(Material to process):
★ ★ ★ ★ ★ ★ ★
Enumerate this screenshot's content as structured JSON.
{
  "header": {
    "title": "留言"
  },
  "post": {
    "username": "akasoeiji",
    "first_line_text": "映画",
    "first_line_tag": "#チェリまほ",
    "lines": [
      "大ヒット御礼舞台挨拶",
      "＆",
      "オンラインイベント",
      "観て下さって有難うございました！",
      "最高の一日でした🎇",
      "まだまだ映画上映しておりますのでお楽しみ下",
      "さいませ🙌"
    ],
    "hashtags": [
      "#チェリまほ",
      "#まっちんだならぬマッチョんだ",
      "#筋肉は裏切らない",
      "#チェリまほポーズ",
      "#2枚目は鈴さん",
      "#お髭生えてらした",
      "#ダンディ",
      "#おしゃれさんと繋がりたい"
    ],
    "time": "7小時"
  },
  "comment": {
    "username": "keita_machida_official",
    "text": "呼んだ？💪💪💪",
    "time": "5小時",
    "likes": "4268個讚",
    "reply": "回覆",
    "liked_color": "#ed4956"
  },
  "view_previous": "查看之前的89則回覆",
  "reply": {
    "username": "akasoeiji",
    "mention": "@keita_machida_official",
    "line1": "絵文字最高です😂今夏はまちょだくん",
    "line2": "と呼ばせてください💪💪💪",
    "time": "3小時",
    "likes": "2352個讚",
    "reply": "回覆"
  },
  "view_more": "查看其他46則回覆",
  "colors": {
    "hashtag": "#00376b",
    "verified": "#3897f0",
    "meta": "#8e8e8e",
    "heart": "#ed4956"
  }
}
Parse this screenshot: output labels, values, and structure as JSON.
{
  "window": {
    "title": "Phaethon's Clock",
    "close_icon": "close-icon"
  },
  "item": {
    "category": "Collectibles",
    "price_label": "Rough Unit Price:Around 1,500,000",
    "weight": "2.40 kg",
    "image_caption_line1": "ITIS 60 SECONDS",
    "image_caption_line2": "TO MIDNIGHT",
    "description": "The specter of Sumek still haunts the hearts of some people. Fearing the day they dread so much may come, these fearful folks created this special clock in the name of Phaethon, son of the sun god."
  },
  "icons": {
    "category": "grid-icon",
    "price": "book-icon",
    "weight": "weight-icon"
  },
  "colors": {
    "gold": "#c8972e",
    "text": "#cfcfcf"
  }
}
★ ★ ★ ★ ★ ★ ★
All of the data needs to be reproduced exactly, with no line missing.

Enumerate this screenshot's content as structured JSON.
{
  "header": {
    "title": "留言"
  },
  "post": {
    "username": "akasoeiji",
    "first_line_text": "映画",
    "first_line_tag": "#チェリまほ",
    "lines": [
      "大ヒット御礼舞台挨拶",
      "＆",
      "オンラインイベント",
      "観て下さって有難うございました！",
      "最高の一日でした🎇",
      "まだまだ映画上映しておりますのでお楽しみ下",
      "さいませ🙌"
    ],
    "hashtags": [
      "#チェリまほ",
      "#まっちんだならぬマッチョんだ",
      "#筋肉は裏切らない",
      "#チェリまほポーズ",
      "#2枚目は鈴さん",
      "#お髭生えてらした",
      "#ダンディ",
      "#おしゃれさんと繋がりたい"
    ],
    "time": "7小時"
  },
  "comment": {
    "username": "keita_machida_official",
    "text": "呼んだ？💪💪💪",
    "time": "5小時",
    "likes": "4268個讚",
    "reply": "回覆",
    "liked_color": "#ed4956"
  },
  "view_previous": "查看之前的89則回覆",
  "reply": {
    "username": "akasoeiji",
    "mention": "@keita_machida_official",
    "line1": "絵文字最高です😂今夏はまちょだくん",
    "line2": "と呼ばせてください💪💪💪",
    "time": "3小時",
    "likes": "2352個讚",
    "reply": "回覆"
  },
  "view_more": "查看其他46則回覆",
  "colors": {
    "hashtag": "#00376b",
    "verified": "#3897f0",
    "meta": "#8e8e8e",
    "heart": "#ed4956"
  }
}
Parse this screenshot: output labels, values, and structure as JSON.
{
  "window": {
    "title": "Phaethon's Clock",
    "close_icon": "close-icon"
  },
  "item": {
    "category": "Collectibles",
    "price_label": "Rough Unit Price:Around 1,500,000",
    "weight": "2.40 kg",
    "image_caption_line1": "ITIS 60 SECONDS",
    "image_caption_line2": "TO MIDNIGHT",
    "description": "The specter of Sumek still haunts the hearts of some people. Fearing the day they dread so much may come, these fearful folks created this special clock in the name of Phaethon, son of the sun god."
  },
  "icons": {
    "category": "grid-icon",
    "price": "book-icon",
    "weight": "weight-icon"
  },
  "colors": {
    "gold": "#c8972e",
    "text": "#cfcfcf"
  }
}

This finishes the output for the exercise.